* Begin *

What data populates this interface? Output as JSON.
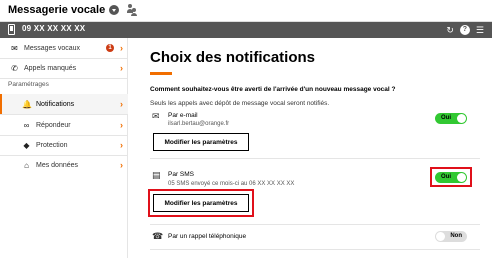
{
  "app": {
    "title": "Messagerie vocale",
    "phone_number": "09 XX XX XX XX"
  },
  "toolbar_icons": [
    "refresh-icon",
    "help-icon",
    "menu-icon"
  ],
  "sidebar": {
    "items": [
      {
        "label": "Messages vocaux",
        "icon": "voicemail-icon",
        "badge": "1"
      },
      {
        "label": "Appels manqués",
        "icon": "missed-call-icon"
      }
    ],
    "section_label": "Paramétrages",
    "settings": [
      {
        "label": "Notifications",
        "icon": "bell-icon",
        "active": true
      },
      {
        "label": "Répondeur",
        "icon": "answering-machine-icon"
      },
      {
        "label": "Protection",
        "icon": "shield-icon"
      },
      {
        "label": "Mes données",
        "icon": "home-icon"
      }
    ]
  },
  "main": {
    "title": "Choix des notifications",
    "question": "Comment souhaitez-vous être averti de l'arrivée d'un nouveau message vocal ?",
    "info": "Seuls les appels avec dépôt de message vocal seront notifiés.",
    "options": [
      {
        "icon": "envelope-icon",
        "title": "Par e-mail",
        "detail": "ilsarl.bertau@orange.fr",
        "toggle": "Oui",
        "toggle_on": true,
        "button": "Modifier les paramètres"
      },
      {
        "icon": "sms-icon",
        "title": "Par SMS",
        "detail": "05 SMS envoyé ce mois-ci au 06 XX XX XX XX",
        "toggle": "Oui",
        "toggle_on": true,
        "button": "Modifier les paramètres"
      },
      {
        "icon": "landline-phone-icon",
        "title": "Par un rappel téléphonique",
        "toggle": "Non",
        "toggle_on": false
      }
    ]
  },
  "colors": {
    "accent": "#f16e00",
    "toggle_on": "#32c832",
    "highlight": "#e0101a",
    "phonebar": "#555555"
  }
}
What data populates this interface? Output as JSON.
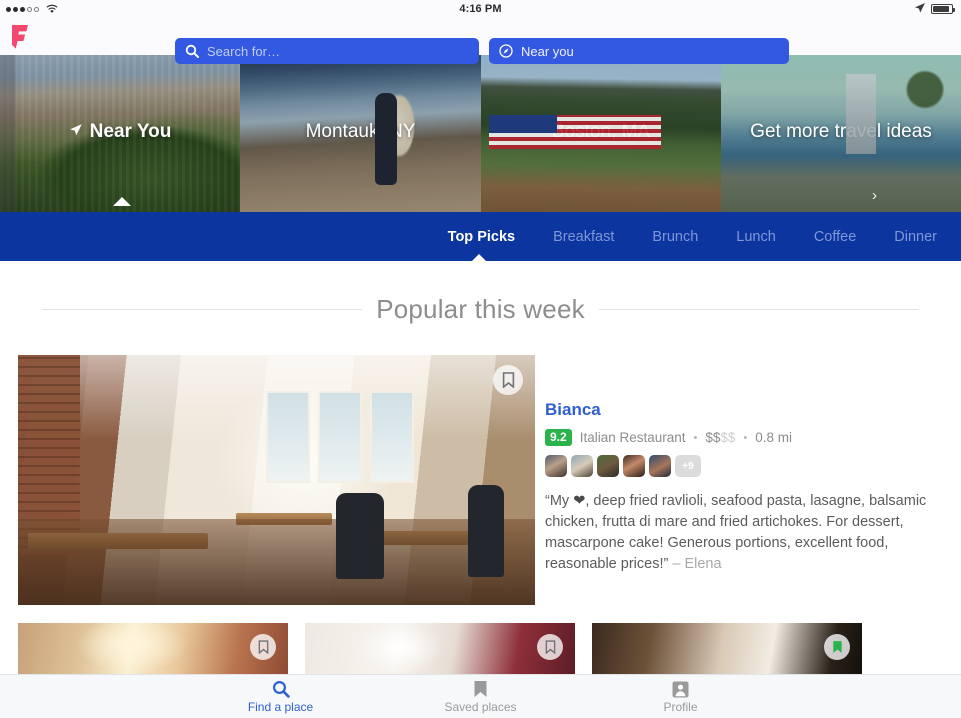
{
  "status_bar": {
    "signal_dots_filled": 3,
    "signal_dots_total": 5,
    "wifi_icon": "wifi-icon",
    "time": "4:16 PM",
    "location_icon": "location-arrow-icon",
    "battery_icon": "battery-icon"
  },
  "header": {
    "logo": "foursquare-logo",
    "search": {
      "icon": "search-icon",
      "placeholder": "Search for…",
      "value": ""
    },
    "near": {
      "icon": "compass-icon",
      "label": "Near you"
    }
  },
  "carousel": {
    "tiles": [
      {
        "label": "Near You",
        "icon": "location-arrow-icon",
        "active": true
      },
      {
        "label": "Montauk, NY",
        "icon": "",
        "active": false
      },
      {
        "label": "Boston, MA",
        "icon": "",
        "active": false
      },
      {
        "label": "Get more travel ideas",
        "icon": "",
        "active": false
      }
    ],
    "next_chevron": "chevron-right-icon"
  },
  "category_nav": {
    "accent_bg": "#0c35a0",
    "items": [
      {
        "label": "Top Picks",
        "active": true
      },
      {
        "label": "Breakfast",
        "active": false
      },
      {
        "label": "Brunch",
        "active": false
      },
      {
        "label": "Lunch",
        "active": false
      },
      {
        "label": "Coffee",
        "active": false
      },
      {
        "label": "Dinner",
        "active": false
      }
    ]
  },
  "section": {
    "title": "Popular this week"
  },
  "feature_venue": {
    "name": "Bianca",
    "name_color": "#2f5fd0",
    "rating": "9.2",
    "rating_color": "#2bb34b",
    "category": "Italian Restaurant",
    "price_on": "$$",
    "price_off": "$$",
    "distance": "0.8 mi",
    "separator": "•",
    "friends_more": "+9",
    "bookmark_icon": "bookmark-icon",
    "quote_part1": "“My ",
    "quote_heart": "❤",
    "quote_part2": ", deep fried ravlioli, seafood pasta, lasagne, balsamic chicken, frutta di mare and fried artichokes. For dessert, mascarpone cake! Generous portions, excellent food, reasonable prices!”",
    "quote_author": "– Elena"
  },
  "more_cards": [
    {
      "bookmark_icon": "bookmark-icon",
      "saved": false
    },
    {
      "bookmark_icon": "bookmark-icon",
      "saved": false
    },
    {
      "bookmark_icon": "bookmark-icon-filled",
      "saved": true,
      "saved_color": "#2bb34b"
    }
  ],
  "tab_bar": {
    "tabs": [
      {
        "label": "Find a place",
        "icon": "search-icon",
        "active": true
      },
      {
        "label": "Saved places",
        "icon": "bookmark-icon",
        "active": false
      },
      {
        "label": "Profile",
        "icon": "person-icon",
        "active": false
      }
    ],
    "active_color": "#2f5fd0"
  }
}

* End *

Copy every record character for character. Skip the pictures.

What data populates this interface? Output as JSON.
{
  "app": {
    "title": "Messagerie vocale",
    "phone_number": "09 XX XX XX XX"
  },
  "toolbar_icons": [
    "refresh-icon",
    "help-icon",
    "menu-icon"
  ],
  "sidebar": {
    "items": [
      {
        "label": "Messages vocaux",
        "icon": "voicemail-icon",
        "badge": "1"
      },
      {
        "label": "Appels manqués",
        "icon": "missed-call-icon"
      }
    ],
    "section_label": "Paramétrages",
    "settings": [
      {
        "label": "Notifications",
        "icon": "bell-icon",
        "active": true
      },
      {
        "label": "Répondeur",
        "icon": "answering-machine-icon"
      },
      {
        "label": "Protection",
        "icon": "shield-icon"
      },
      {
        "label": "Mes données",
        "icon": "home-icon"
      }
    ]
  },
  "main": {
    "title": "Choix des notifications",
    "question": "Comment souhaitez-vous être averti de l'arrivée d'un nouveau message vocal ?",
    "info": "Seuls les appels avec dépôt de message vocal seront notifiés.",
    "options": [
      {
        "icon": "envelope-icon",
        "title": "Par e-mail",
        "detail": "ilsarl.bertau@orange.fr",
        "toggle": "Oui",
        "toggle_on": true,
        "button": "Modifier les paramètres"
      },
      {
        "icon": "sms-icon",
        "title": "Par SMS",
        "detail": "05 SMS envoyé ce mois-ci au 06 XX XX XX XX",
        "toggle": "Oui",
        "toggle_on": true,
        "button": "Modifier les paramètres"
      },
      {
        "icon": "landline-phone-icon",
        "title": "Par un rappel téléphonique",
        "toggle": "Non",
        "toggle_on": false
      }
    ]
  },
  "colors": {
    "accent": "#f16e00",
    "toggle_on": "#32c832",
    "highlight": "#e0101a",
    "phonebar": "#555555"
  }
}
What data populates this interface? Output as JSON.
{
  "status_bar": {
    "signal_dots_filled": 3,
    "signal_dots_total": 5,
    "wifi_icon": "wifi-icon",
    "time": "4:16 PM",
    "location_icon": "location-arrow-icon",
    "battery_icon": "battery-icon"
  },
  "header": {
    "logo": "foursquare-logo",
    "search": {
      "icon": "search-icon",
      "placeholder": "Search for…",
      "value": ""
    },
    "near": {
      "icon": "compass-icon",
      "label": "Near you"
    }
  },
  "carousel": {
    "tiles": [
      {
        "label": "Near You",
        "icon": "location-arrow-icon",
        "active": true
      },
      {
        "label": "Montauk, NY",
        "icon": "",
        "active": false
      },
      {
        "label": "Boston, MA",
        "icon": "",
        "active": false
      },
      {
        "label": "Get more travel ideas",
        "icon": "",
        "active": false
      }
    ],
    "next_chevron": "chevron-right-icon"
  },
  "category_nav": {
    "accent_bg": "#0c35a0",
    "items": [
      {
        "label": "Top Picks",
        "active": true
      },
      {
        "label": "Breakfast",
        "active": false
      },
      {
        "label": "Brunch",
        "active": false
      },
      {
        "label": "Lunch",
        "active": false
      },
      {
        "label": "Coffee",
        "active": false
      },
      {
        "label": "Dinner",
        "active": false
      }
    ]
  },
  "section": {
    "title": "Popular this week"
  },
  "feature_venue": {
    "name": "Bianca",
    "name_color": "#2f5fd0",
    "rating": "9.2",
    "rating_color": "#2bb34b",
    "category": "Italian Restaurant",
    "price_on": "$$",
    "price_off": "$$",
    "distance": "0.8 mi",
    "separator": "•",
    "friends_more": "+9",
    "bookmark_icon": "bookmark-icon",
    "quote_part1": "“My ",
    "quote_heart": "❤",
    "quote_part2": ", deep fried ravlioli, seafood pasta, lasagne, balsamic chicken, frutta di mare and fried artichokes. For dessert, mascarpone cake! Generous portions, excellent food, reasonable prices!”",
    "quote_author": "– Elena"
  },
  "more_cards": [
    {
      "bookmark_icon": "bookmark-icon",
      "saved": false
    },
    {
      "bookmark_icon": "bookmark-icon",
      "saved": false
    },
    {
      "bookmark_icon": "bookmark-icon-filled",
      "saved": true,
      "saved_color": "#2bb34b"
    }
  ],
  "tab_bar": {
    "tabs": [
      {
        "label": "Find a place",
        "icon": "search-icon",
        "active": true
      },
      {
        "label": "Saved places",
        "icon": "bookmark-icon",
        "active": false
      },
      {
        "label": "Profile",
        "icon": "person-icon",
        "active": false
      }
    ],
    "active_color": "#2f5fd0"
  }
}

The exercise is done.